# LISTING:
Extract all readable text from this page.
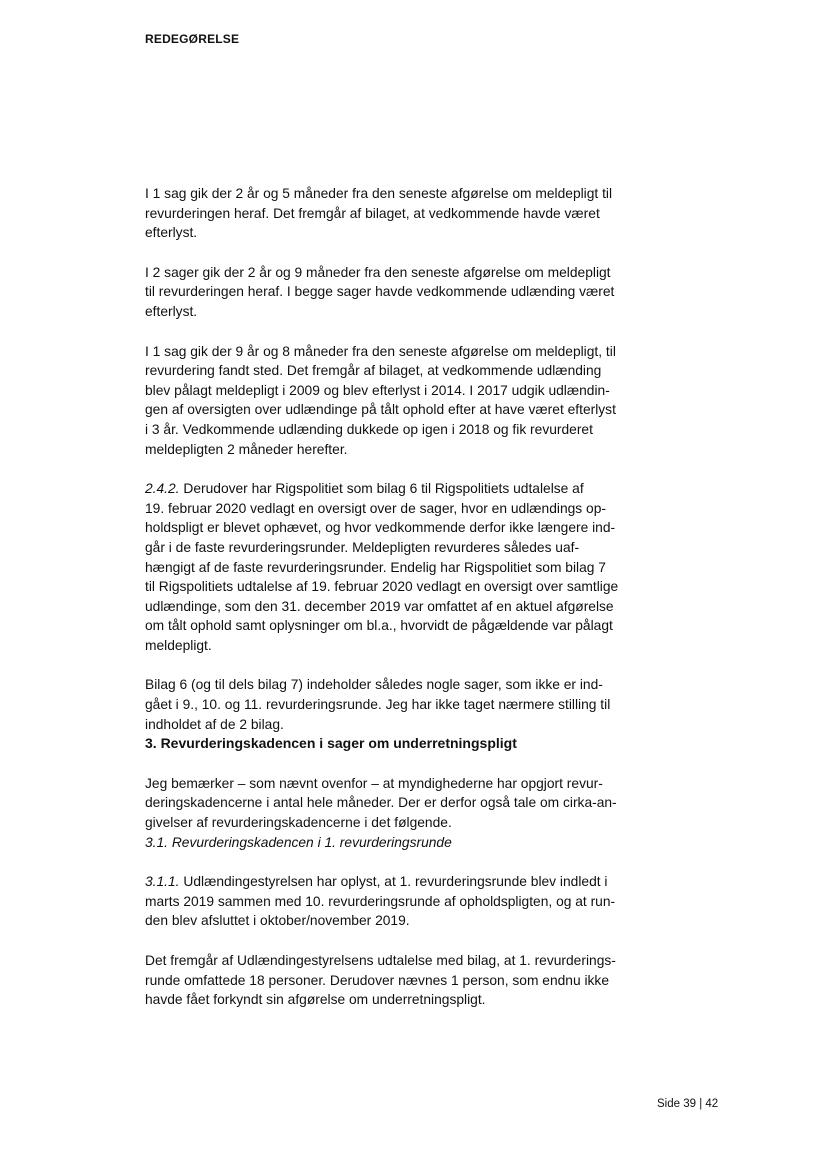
REDEGØRELSE

I 1 sag gik der 2 år og 5 måneder fra den seneste afgørelse om meldepligt til
revurderingen heraf. Det fremgår af bilaget, at vedkommende havde været
efterlyst.

I 2 sager gik der 2 år og 9 måneder fra den seneste afgørelse om meldepligt
til revurderingen heraf. I begge sager havde vedkommende udlænding været
efterlyst.

I 1 sag gik der 9 år og 8 måneder fra den seneste afgørelse om meldepligt, til
revurdering fandt sted. Det fremgår af bilaget, at vedkommende udlænding
blev pålagt meldepligt i 2009 og blev efterlyst i 2014. I 2017 udgik udlændin-
gen af oversigten over udlændinge på tålt ophold efter at have været efterlyst
i 3 år. Vedkommende udlænding dukkede op igen i 2018 og fik revurderet
meldepligten 2 måneder herefter.

2.4.2. Derudover har Rigspolitiet som bilag 6 til Rigspolitiets udtalelse af
19. februar 2020 vedlagt en oversigt over de sager, hvor en udlændings op-
holdspligt er blevet ophævet, og hvor vedkommende derfor ikke længere ind-
går i de faste revurderingsrunder. Meldepligten revurderes således uaf-
hængigt af de faste revurderingsrunder. Endelig har Rigspolitiet som bilag 7
til Rigspolitiets udtalelse af 19. februar 2020 vedlagt en oversigt over samtlige
udlændinge, som den 31. december 2019 var omfattet af en aktuel afgørelse
om tålt ophold samt oplysninger om bl.a., hvorvidt de pågældende var pålagt
meldepligt.

Bilag 6 (og til dels bilag 7) indeholder således nogle sager, som ikke er ind-
gået i 9., 10. og 11. revurderingsrunde. Jeg har ikke taget nærmere stilling til
indholdet af de 2 bilag.

3. Revurderingskadencen i sager om underretningspligt

Jeg bemærker – som nævnt ovenfor – at myndighederne har opgjort revur-
deringskadencerne i antal hele måneder. Der er derfor også tale om cirka-an-
givelser af revurderingskadencerne i det følgende.

3.1. Revurderingskadencen i 1. revurderingsrunde

3.1.1. Udlændingestyrelsen har oplyst, at 1. revurderingsrunde blev indledt i
marts 2019 sammen med 10. revurderingsrunde af opholdspligten, og at run-
den blev afsluttet i oktober/november 2019.

Det fremgår af Udlændingestyrelsens udtalelse med bilag, at 1. revurderings-
runde omfattede 18 personer. Derudover nævnes 1 person, som endnu ikke
havde fået forkyndt sin afgørelse om underretningspligt.

Side 39 | 42
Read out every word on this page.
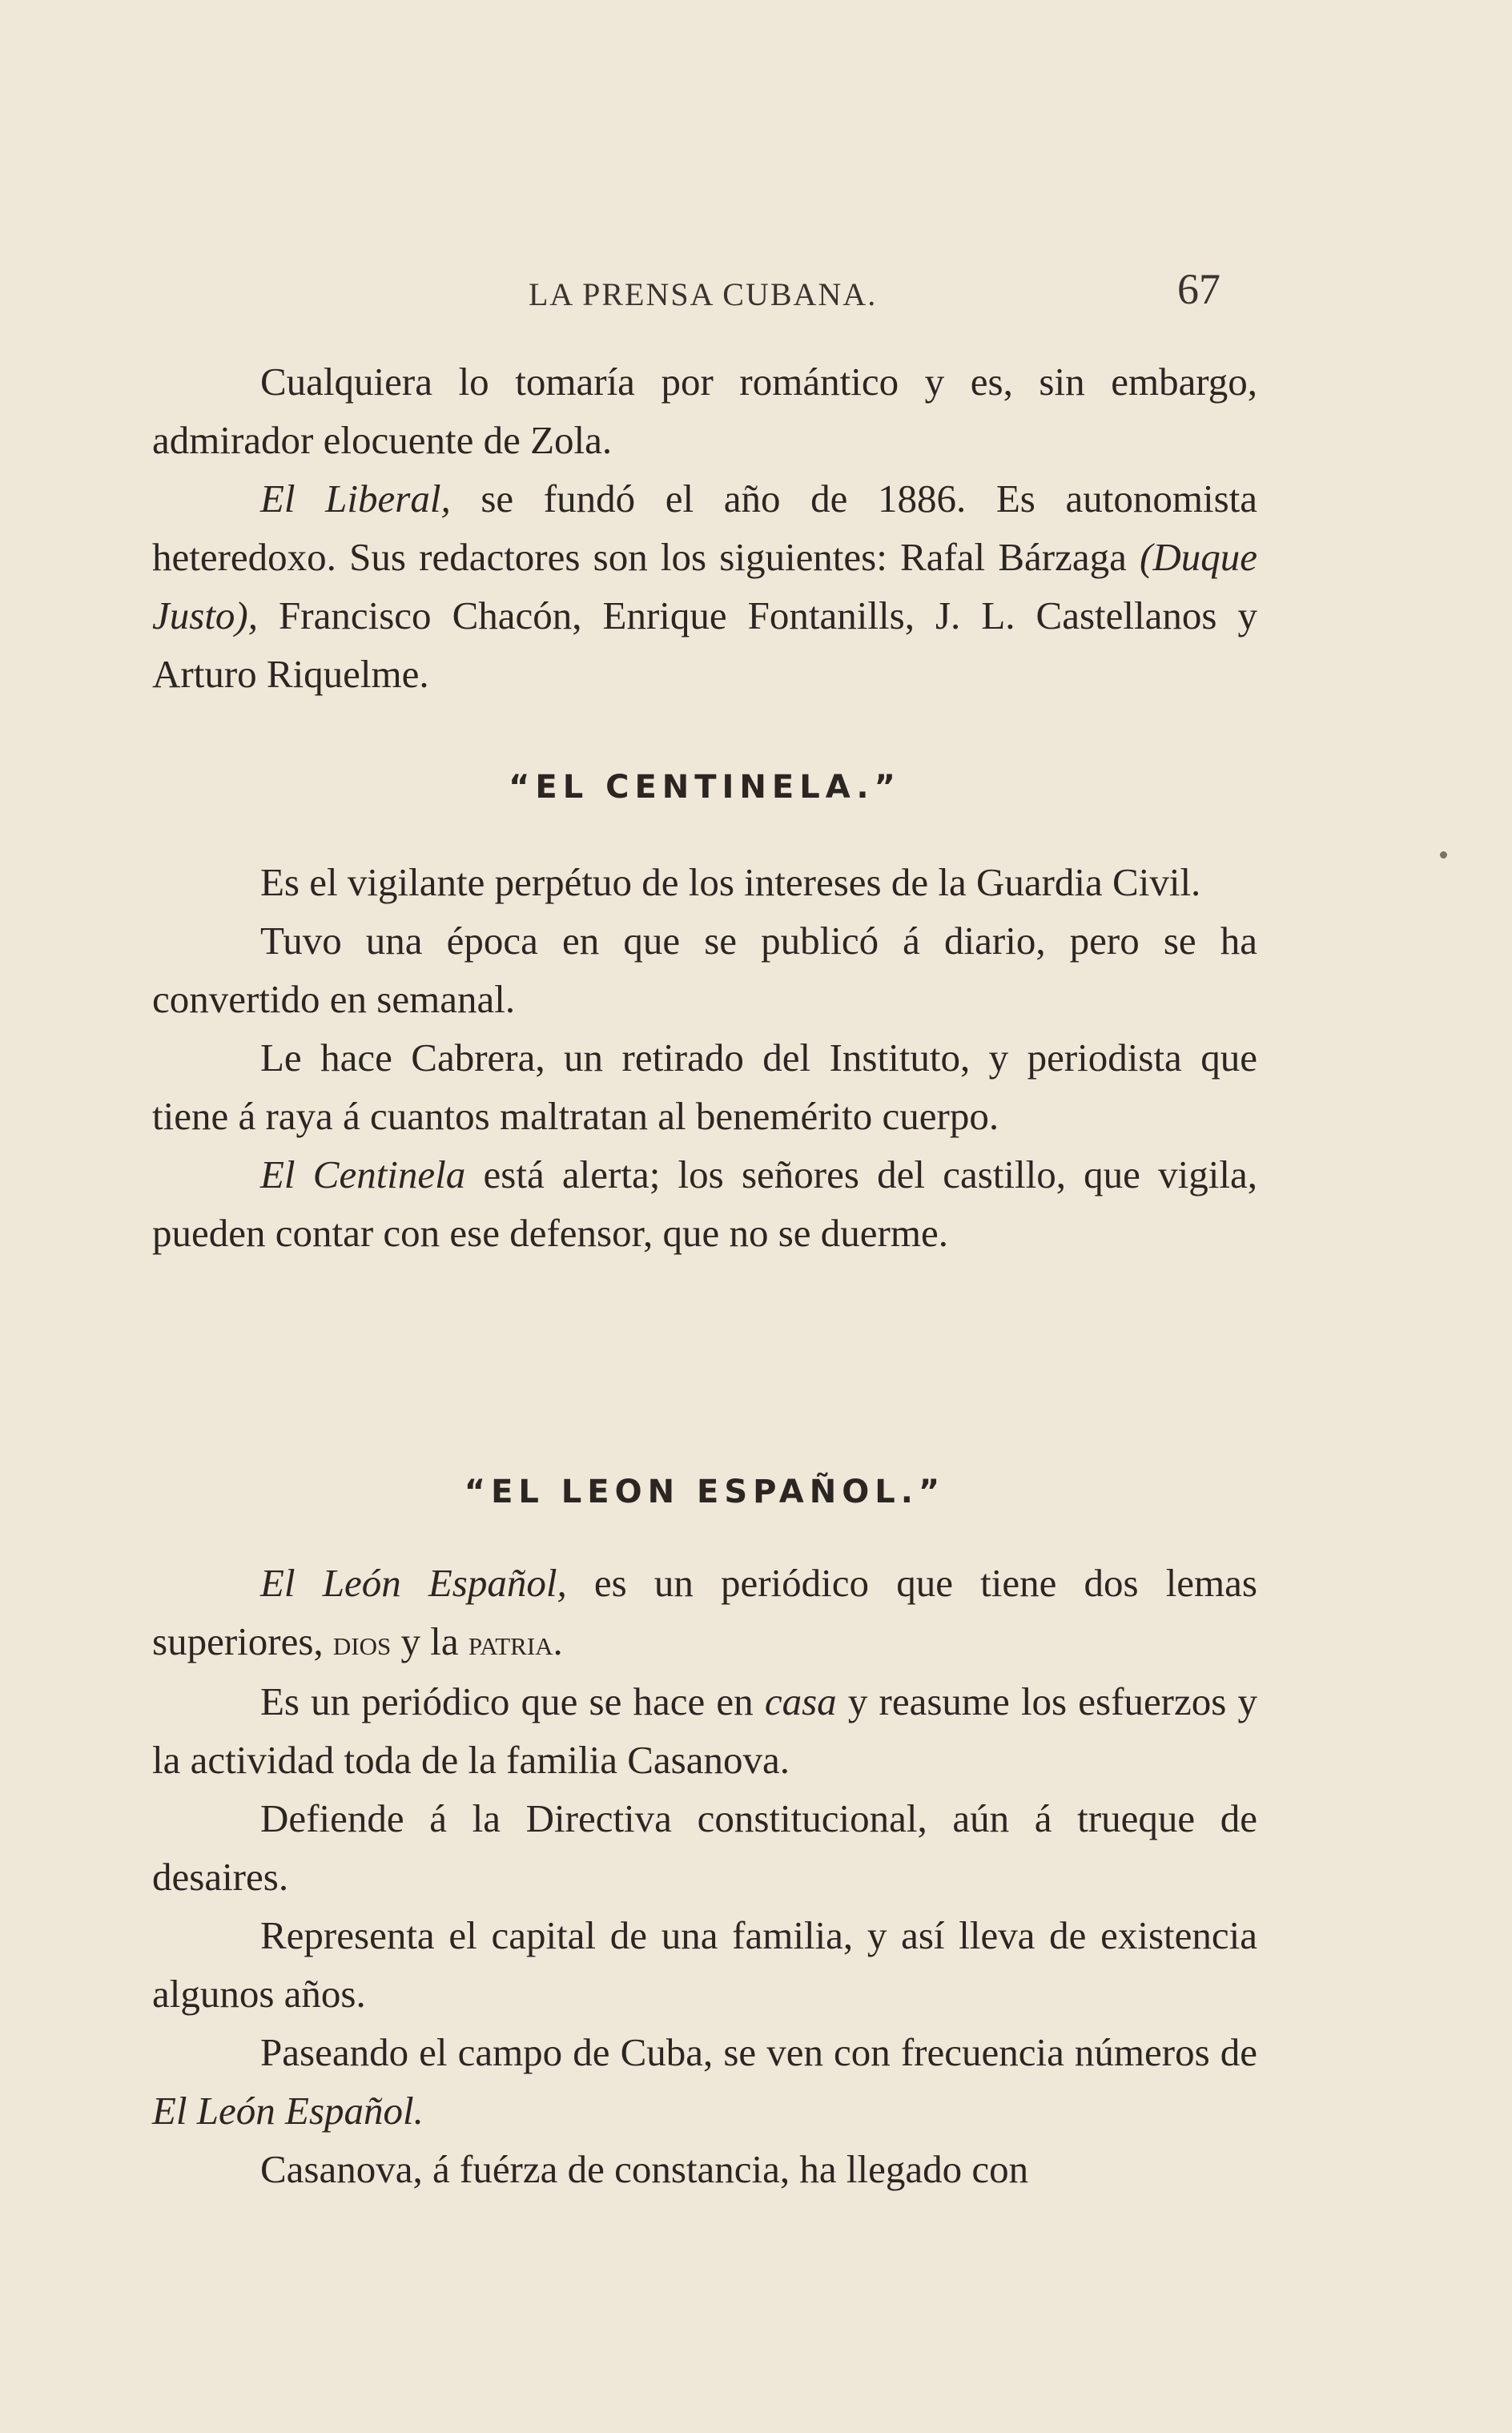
LA PRENSA CUBANA.	67

Cualquiera lo tomaría por romántico y es, sin embargo, admirador elocuente de Zola.

El Liberal, se fundó el año de 1886. Es autonomista heteredoxo. Sus redactores son los siguientes: Rafal Bárzaga (Duque Justo), Francisco Chacón, Enrique Fontanills, J. L. Castellanos y Arturo Riquelme.

“EL CENTINELA.”

Es el vigilante perpétuo de los intereses de la Guardia Civil.

Tuvo una época en que se publicó á diario, pero se ha convertido en semanal.

Le hace Cabrera, un retirado del Instituto, y periodista que tiene á raya á cuantos maltratan al benemérito cuerpo.

El Centinela está alerta; los señores del castillo, que vigila, pueden contar con ese defensor, que no se duerme.

“EL LEON ESPAÑOL.”

El León Español, es un periódico que tiene dos lemas superiores, dios y la patria.

Es un periódico que se hace en casa y reasume los esfuerzos y la actividad toda de la familia Casanova.

Defiende á la Directiva constitucional, aún á trueque de desaires.

Representa el capital de una familia, y así lleva de existencia algunos años.

Paseando el campo de Cuba, se ven con frecuencia números de El León Español.

Casanova, á fuérza de constancia, ha llegado con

# WRITTEN EXERCISE:
Pick out and copy the lines of the entries that hold the string "seneste".

# TASK OUTPUT:
I 1 sag gik der 2 år og 5 måneder fra den seneste afgørelse om meldepligt til
I 2 sager gik der 2 år og 9 måneder fra den seneste afgørelse om meldepligt
I 1 sag gik der 9 år og 8 måneder fra den seneste afgørelse om meldepligt, til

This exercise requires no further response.